INFORMATION PROVIDED:
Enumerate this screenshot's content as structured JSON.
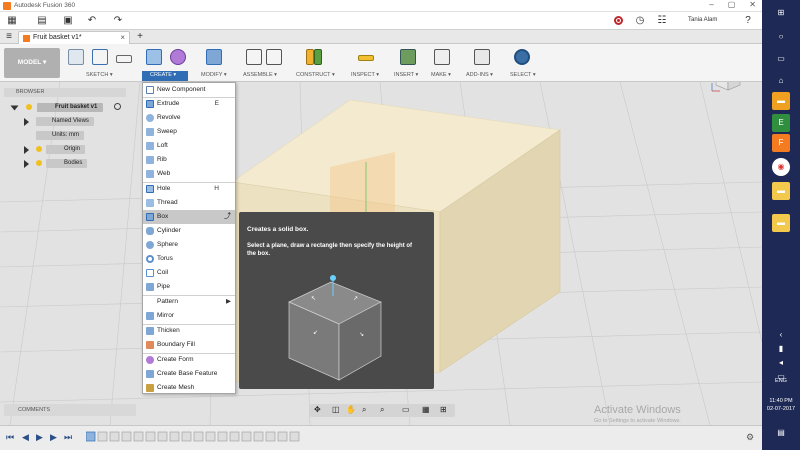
{
  "window": {
    "title": "Autodesk Fusion 360"
  },
  "appbar": {
    "user": "Tania Alam"
  },
  "tab": {
    "name": "Fruit basket v1*"
  },
  "toolbar": {
    "model": "MODEL ▾",
    "groups": [
      "SKETCH ▾",
      "CREATE ▾",
      "MODIFY ▾",
      "ASSEMBLE ▾",
      "CONSTRUCT ▾",
      "INSPECT ▾",
      "INSERT ▾",
      "MAKE ▾",
      "ADD-INS ▾",
      "SELECT ▾"
    ]
  },
  "browser": {
    "header": "BROWSER",
    "root": "Fruit basket v1",
    "items": [
      "Named Views",
      "Units: mm",
      "Origin",
      "Bodies"
    ]
  },
  "create_menu": {
    "items": [
      {
        "label": "New Component",
        "key": ""
      },
      {
        "label": "Extrude",
        "key": "E"
      },
      {
        "label": "Revolve",
        "key": ""
      },
      {
        "label": "Sweep",
        "key": ""
      },
      {
        "label": "Loft",
        "key": ""
      },
      {
        "label": "Rib",
        "key": ""
      },
      {
        "label": "Web",
        "key": ""
      },
      {
        "label": "Hole",
        "key": "H"
      },
      {
        "label": "Thread",
        "key": ""
      },
      {
        "label": "Box",
        "key": ""
      },
      {
        "label": "Cylinder",
        "key": ""
      },
      {
        "label": "Sphere",
        "key": ""
      },
      {
        "label": "Torus",
        "key": ""
      },
      {
        "label": "Coil",
        "key": ""
      },
      {
        "label": "Pipe",
        "key": ""
      },
      {
        "label": "Pattern",
        "key": "▶"
      },
      {
        "label": "Mirror",
        "key": ""
      },
      {
        "label": "Thicken",
        "key": ""
      },
      {
        "label": "Boundary Fill",
        "key": ""
      },
      {
        "label": "Create Form",
        "key": ""
      },
      {
        "label": "Create Base Feature",
        "key": ""
      },
      {
        "label": "Create Mesh",
        "key": ""
      }
    ]
  },
  "tooltip": {
    "title": "Creates a solid box.",
    "description": "Select a plane, draw a rectangle then specify the height of the box."
  },
  "comments": {
    "label": "COMMENTS"
  },
  "watermark": {
    "title": "Activate Windows",
    "subtitle": "Go to Settings to activate Windows."
  },
  "taskbar": {
    "lang": "ENG",
    "time": "11:40 PM",
    "date": "02-07-2017"
  },
  "colors": {
    "accent": "#2f6db5",
    "taskbar": "#1e2a55",
    "box": "#ece1c0",
    "tooltip": "#4a4a4a"
  }
}
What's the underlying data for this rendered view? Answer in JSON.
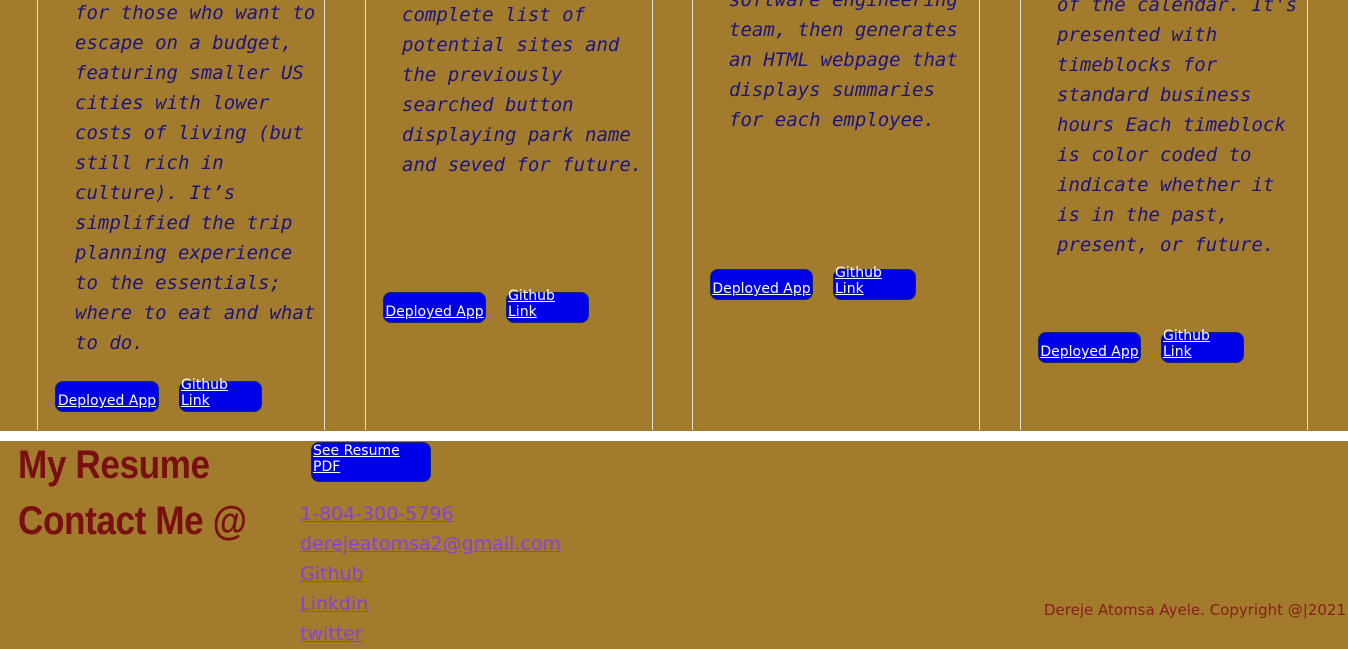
{
  "projects": [
    {
      "description": "for those who want to\nescape on a budget,\nfeaturing smaller US\ncities with lower\ncosts of living (but\nstill rich in\nculture). It’s\nsimplified the trip\nplanning experience\nto the essentials;\nwhere to eat and what\nto do.",
      "deployed_label": "Deployed App",
      "github_label": "Github Link"
    },
    {
      "description": "complete list of\npotential sites and\nthe previously\nsearched button\ndisplaying park name\nand seved for future.",
      "deployed_label": "Deployed App",
      "github_label": "Github Link"
    },
    {
      "description": "software engineering\nteam, then generates\nan HTML webpage that\ndisplays summaries\nfor each employee.",
      "deployed_label": "Deployed App",
      "github_label": "Github Link"
    },
    {
      "description": "of the calendar. It's\npresented with\ntimeblocks for\nstandard business\nhours Each timeblock\nis color coded to\nindicate whether it\nis in the past,\npresent, or future.",
      "deployed_label": "Deployed App",
      "github_label": "Github Link"
    }
  ],
  "footer": {
    "resume_heading": "My Resume",
    "resume_button": "See Resume PDF",
    "contact_heading": "Contact Me @",
    "contact_links": [
      "1-804-300-5796",
      "derejeatomsa2@gmail.com",
      "Github",
      "Linkdin",
      "twitter"
    ],
    "copyright": "Dereje Atomsa Ayele. Copyright @|2021"
  },
  "colors": {
    "background": "#a37b2d",
    "button": "#0000e8",
    "heading": "#7a0f0f",
    "description_text": "#1b1480",
    "link": "#8a3fd6"
  }
}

DIRECTIVE:
Repeat all the records above exactly, leaving out any pictures.

COMPLETED TASK:
Enumerate this screenshot's content as structured JSON.
{
  "window": {
    "title": "Autodesk Fusion 360"
  },
  "appbar": {
    "user": "Tania Alam"
  },
  "tab": {
    "name": "Fruit basket v1*"
  },
  "toolbar": {
    "model": "MODEL ▾",
    "groups": [
      "SKETCH ▾",
      "CREATE ▾",
      "MODIFY ▾",
      "ASSEMBLE ▾",
      "CONSTRUCT ▾",
      "INSPECT ▾",
      "INSERT ▾",
      "MAKE ▾",
      "ADD-INS ▾",
      "SELECT ▾"
    ]
  },
  "browser": {
    "header": "BROWSER",
    "root": "Fruit basket v1",
    "items": [
      "Named Views",
      "Units: mm",
      "Origin",
      "Bodies"
    ]
  },
  "create_menu": {
    "items": [
      {
        "label": "New Component",
        "key": ""
      },
      {
        "label": "Extrude",
        "key": "E"
      },
      {
        "label": "Revolve",
        "key": ""
      },
      {
        "label": "Sweep",
        "key": ""
      },
      {
        "label": "Loft",
        "key": ""
      },
      {
        "label": "Rib",
        "key": ""
      },
      {
        "label": "Web",
        "key": ""
      },
      {
        "label": "Hole",
        "key": "H"
      },
      {
        "label": "Thread",
        "key": ""
      },
      {
        "label": "Box",
        "key": ""
      },
      {
        "label": "Cylinder",
        "key": ""
      },
      {
        "label": "Sphere",
        "key": ""
      },
      {
        "label": "Torus",
        "key": ""
      },
      {
        "label": "Coil",
        "key": ""
      },
      {
        "label": "Pipe",
        "key": ""
      },
      {
        "label": "Pattern",
        "key": "▶"
      },
      {
        "label": "Mirror",
        "key": ""
      },
      {
        "label": "Thicken",
        "key": ""
      },
      {
        "label": "Boundary Fill",
        "key": ""
      },
      {
        "label": "Create Form",
        "key": ""
      },
      {
        "label": "Create Base Feature",
        "key": ""
      },
      {
        "label": "Create Mesh",
        "key": ""
      }
    ]
  },
  "tooltip": {
    "title": "Creates a solid box.",
    "description": "Select a plane, draw a rectangle then specify the height of the box."
  },
  "comments": {
    "label": "COMMENTS"
  },
  "watermark": {
    "title": "Activate Windows",
    "subtitle": "Go to Settings to activate Windows."
  },
  "taskbar": {
    "lang": "ENG",
    "time": "11:40 PM",
    "date": "02-07-2017"
  },
  "colors": {
    "accent": "#2f6db5",
    "taskbar": "#1e2a55",
    "box": "#ece1c0",
    "tooltip": "#4a4a4a"
  }
}
What's the underlying data for this rendered view? Answer in JSON.
{
  "projects": [
    {
      "description": "for those who want to\nescape on a budget,\nfeaturing smaller US\ncities with lower\ncosts of living (but\nstill rich in\nculture). It’s\nsimplified the trip\nplanning experience\nto the essentials;\nwhere to eat and what\nto do.",
      "deployed_label": "Deployed App",
      "github_label": "Github Link"
    },
    {
      "description": "complete list of\npotential sites and\nthe previously\nsearched button\ndisplaying park name\nand seved for future.",
      "deployed_label": "Deployed App",
      "github_label": "Github Link"
    },
    {
      "description": "software engineering\nteam, then generates\nan HTML webpage that\ndisplays summaries\nfor each employee.",
      "deployed_label": "Deployed App",
      "github_label": "Github Link"
    },
    {
      "description": "of the calendar. It's\npresented with\ntimeblocks for\nstandard business\nhours Each timeblock\nis color coded to\nindicate whether it\nis in the past,\npresent, or future.",
      "deployed_label": "Deployed App",
      "github_label": "Github Link"
    }
  ],
  "footer": {
    "resume_heading": "My Resume",
    "resume_button": "See Resume PDF",
    "contact_heading": "Contact Me @",
    "contact_links": [
      "1-804-300-5796",
      "derejeatomsa2@gmail.com",
      "Github",
      "Linkdin",
      "twitter"
    ],
    "copyright": "Dereje Atomsa Ayele. Copyright @|2021"
  },
  "colors": {
    "background": "#a37b2d",
    "button": "#0000e8",
    "heading": "#7a0f0f",
    "description_text": "#1b1480",
    "link": "#8a3fd6"
  }
}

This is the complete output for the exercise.